▶ Task to carry out:
Copy out the entries exactly, from the first line to the last.
═══ Records for this exercise
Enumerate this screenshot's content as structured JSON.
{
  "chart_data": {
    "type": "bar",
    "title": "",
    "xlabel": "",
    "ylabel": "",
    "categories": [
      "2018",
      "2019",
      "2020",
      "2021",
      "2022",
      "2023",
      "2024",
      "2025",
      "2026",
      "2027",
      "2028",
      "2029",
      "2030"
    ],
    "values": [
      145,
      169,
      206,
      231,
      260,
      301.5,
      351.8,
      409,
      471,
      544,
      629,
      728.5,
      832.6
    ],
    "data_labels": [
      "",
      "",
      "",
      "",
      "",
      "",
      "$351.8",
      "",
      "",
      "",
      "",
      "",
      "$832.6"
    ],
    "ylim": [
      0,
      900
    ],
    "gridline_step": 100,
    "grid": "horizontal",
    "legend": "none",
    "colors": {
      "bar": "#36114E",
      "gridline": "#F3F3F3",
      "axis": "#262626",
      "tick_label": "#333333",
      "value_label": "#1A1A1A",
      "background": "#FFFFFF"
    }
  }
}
══════
▶ The response:
Enumerate this screenshot's content as structured JSON.
{
  "chart_data": {
    "type": "bar",
    "title": "",
    "xlabel": "",
    "ylabel": "",
    "categories": [
      "2018",
      "2019",
      "2020",
      "2021",
      "2022",
      "2023",
      "2024",
      "2025",
      "2026",
      "2027",
      "2028",
      "2029",
      "2030"
    ],
    "values": [
      145,
      169,
      206,
      231,
      260,
      301.5,
      351.8,
      409,
      471,
      544,
      629,
      728.5,
      832.6
    ],
    "data_labels": [
      "",
      "",
      "",
      "",
      "",
      "",
      "$351.8",
      "",
      "",
      "",
      "",
      "",
      "$832.6"
    ],
    "ylim": [
      0,
      900
    ],
    "gridline_step": 100,
    "grid": "horizontal",
    "legend": "none",
    "colors": {
      "bar": "#36114E",
      "gridline": "#F3F3F3",
      "axis": "#262626",
      "tick_label": "#333333",
      "value_label": "#1A1A1A",
      "background": "#FFFFFF"
    }
  }
}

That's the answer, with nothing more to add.